[start of Stored records]

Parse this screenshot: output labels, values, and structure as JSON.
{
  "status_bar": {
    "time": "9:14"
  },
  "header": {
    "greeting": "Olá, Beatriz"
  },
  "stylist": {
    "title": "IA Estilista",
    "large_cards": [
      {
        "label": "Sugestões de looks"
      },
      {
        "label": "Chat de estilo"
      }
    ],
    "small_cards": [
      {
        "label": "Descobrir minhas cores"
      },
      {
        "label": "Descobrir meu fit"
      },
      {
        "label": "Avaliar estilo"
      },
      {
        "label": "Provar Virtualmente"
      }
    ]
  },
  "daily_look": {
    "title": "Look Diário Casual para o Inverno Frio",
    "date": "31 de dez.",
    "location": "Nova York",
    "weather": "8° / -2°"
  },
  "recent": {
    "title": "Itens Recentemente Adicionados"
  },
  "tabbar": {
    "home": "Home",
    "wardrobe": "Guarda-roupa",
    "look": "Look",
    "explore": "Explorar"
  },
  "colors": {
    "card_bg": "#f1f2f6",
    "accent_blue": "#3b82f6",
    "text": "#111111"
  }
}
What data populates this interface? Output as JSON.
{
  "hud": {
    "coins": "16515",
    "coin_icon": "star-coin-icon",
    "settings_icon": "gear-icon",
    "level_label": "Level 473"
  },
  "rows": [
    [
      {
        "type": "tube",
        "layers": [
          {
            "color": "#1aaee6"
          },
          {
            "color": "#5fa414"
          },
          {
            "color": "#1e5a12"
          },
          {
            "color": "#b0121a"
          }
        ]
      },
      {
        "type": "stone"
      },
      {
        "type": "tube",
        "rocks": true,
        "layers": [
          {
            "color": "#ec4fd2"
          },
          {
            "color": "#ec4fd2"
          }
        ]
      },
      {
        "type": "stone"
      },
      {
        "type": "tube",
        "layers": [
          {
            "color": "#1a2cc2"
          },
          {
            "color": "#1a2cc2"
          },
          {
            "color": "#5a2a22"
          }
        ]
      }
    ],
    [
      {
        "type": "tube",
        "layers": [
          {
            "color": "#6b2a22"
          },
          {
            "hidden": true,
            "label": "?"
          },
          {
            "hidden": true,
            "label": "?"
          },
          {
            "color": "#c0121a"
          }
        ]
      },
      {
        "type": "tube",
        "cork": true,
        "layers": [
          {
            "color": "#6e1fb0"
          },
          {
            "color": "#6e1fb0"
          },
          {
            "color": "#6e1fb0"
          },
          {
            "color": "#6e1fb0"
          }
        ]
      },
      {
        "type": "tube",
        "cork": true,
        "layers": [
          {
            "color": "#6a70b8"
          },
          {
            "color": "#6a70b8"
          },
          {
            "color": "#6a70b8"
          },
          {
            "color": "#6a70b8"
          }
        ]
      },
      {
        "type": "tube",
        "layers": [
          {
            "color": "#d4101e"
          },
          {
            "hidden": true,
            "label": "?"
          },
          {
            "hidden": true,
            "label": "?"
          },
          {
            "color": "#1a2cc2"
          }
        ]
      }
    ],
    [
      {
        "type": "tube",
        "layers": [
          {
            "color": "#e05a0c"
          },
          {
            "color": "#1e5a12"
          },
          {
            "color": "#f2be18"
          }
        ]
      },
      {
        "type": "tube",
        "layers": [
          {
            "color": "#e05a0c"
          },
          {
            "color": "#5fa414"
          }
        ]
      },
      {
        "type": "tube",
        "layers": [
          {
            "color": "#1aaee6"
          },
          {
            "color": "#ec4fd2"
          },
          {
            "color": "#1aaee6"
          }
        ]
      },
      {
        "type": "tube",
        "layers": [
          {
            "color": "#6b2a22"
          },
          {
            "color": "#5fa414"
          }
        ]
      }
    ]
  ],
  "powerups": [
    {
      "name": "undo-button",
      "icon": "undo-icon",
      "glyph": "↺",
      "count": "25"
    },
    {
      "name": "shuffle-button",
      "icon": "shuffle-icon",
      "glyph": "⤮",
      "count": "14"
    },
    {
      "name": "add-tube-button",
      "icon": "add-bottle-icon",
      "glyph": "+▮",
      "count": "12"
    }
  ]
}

[end of Stored records]

### Exercise goal
Output the records exactly, including every line.

### Response to the exercise
Parse this screenshot: output labels, values, and structure as JSON.
{
  "status_bar": {
    "time": "9:14"
  },
  "header": {
    "greeting": "Olá, Beatriz"
  },
  "stylist": {
    "title": "IA Estilista",
    "large_cards": [
      {
        "label": "Sugestões de looks"
      },
      {
        "label": "Chat de estilo"
      }
    ],
    "small_cards": [
      {
        "label": "Descobrir minhas cores"
      },
      {
        "label": "Descobrir meu fit"
      },
      {
        "label": "Avaliar estilo"
      },
      {
        "label": "Provar Virtualmente"
      }
    ]
  },
  "daily_look": {
    "title": "Look Diário Casual para o Inverno Frio",
    "date": "31 de dez.",
    "location": "Nova York",
    "weather": "8° / -2°"
  },
  "recent": {
    "title": "Itens Recentemente Adicionados"
  },
  "tabbar": {
    "home": "Home",
    "wardrobe": "Guarda-roupa",
    "look": "Look",
    "explore": "Explorar"
  },
  "colors": {
    "card_bg": "#f1f2f6",
    "accent_blue": "#3b82f6",
    "text": "#111111"
  }
}
What data populates this interface? Output as JSON.
{
  "hud": {
    "coins": "16515",
    "coin_icon": "star-coin-icon",
    "settings_icon": "gear-icon",
    "level_label": "Level 473"
  },
  "rows": [
    [
      {
        "type": "tube",
        "layers": [
          {
            "color": "#1aaee6"
          },
          {
            "color": "#5fa414"
          },
          {
            "color": "#1e5a12"
          },
          {
            "color": "#b0121a"
          }
        ]
      },
      {
        "type": "stone"
      },
      {
        "type": "tube",
        "rocks": true,
        "layers": [
          {
            "color": "#ec4fd2"
          },
          {
            "color": "#ec4fd2"
          }
        ]
      },
      {
        "type": "stone"
      },
      {
        "type": "tube",
        "layers": [
          {
            "color": "#1a2cc2"
          },
          {
            "color": "#1a2cc2"
          },
          {
            "color": "#5a2a22"
          }
        ]
      }
    ],
    [
      {
        "type": "tube",
        "layers": [
          {
            "color": "#6b2a22"
          },
          {
            "hidden": true,
            "label": "?"
          },
          {
            "hidden": true,
            "label": "?"
          },
          {
            "color": "#c0121a"
          }
        ]
      },
      {
        "type": "tube",
        "cork": true,
        "layers": [
          {
            "color": "#6e1fb0"
          },
          {
            "color": "#6e1fb0"
          },
          {
            "color": "#6e1fb0"
          },
          {
            "color": "#6e1fb0"
          }
        ]
      },
      {
        "type": "tube",
        "cork": true,
        "layers": [
          {
            "color": "#6a70b8"
          },
          {
            "color": "#6a70b8"
          },
          {
            "color": "#6a70b8"
          },
          {
            "color": "#6a70b8"
          }
        ]
      },
      {
        "type": "tube",
        "layers": [
          {
            "color": "#d4101e"
          },
          {
            "hidden": true,
            "label": "?"
          },
          {
            "hidden": true,
            "label": "?"
          },
          {
            "color": "#1a2cc2"
          }
        ]
      }
    ],
    [
      {
        "type": "tube",
        "layers": [
          {
            "color": "#e05a0c"
          },
          {
            "color": "#1e5a12"
          },
          {
            "color": "#f2be18"
          }
        ]
      },
      {
        "type": "tube",
        "layers": [
          {
            "color": "#e05a0c"
          },
          {
            "color": "#5fa414"
          }
        ]
      },
      {
        "type": "tube",
        "layers": [
          {
            "color": "#1aaee6"
          },
          {
            "color": "#ec4fd2"
          },
          {
            "color": "#1aaee6"
          }
        ]
      },
      {
        "type": "tube",
        "layers": [
          {
            "color": "#6b2a22"
          },
          {
            "color": "#5fa414"
          }
        ]
      }
    ]
  ],
  "powerups": [
    {
      "name": "undo-button",
      "icon": "undo-icon",
      "glyph": "↺",
      "count": "25"
    },
    {
      "name": "shuffle-button",
      "icon": "shuffle-icon",
      "glyph": "⤮",
      "count": "14"
    },
    {
      "name": "add-tube-button",
      "icon": "add-bottle-icon",
      "glyph": "+▮",
      "count": "12"
    }
  ]
}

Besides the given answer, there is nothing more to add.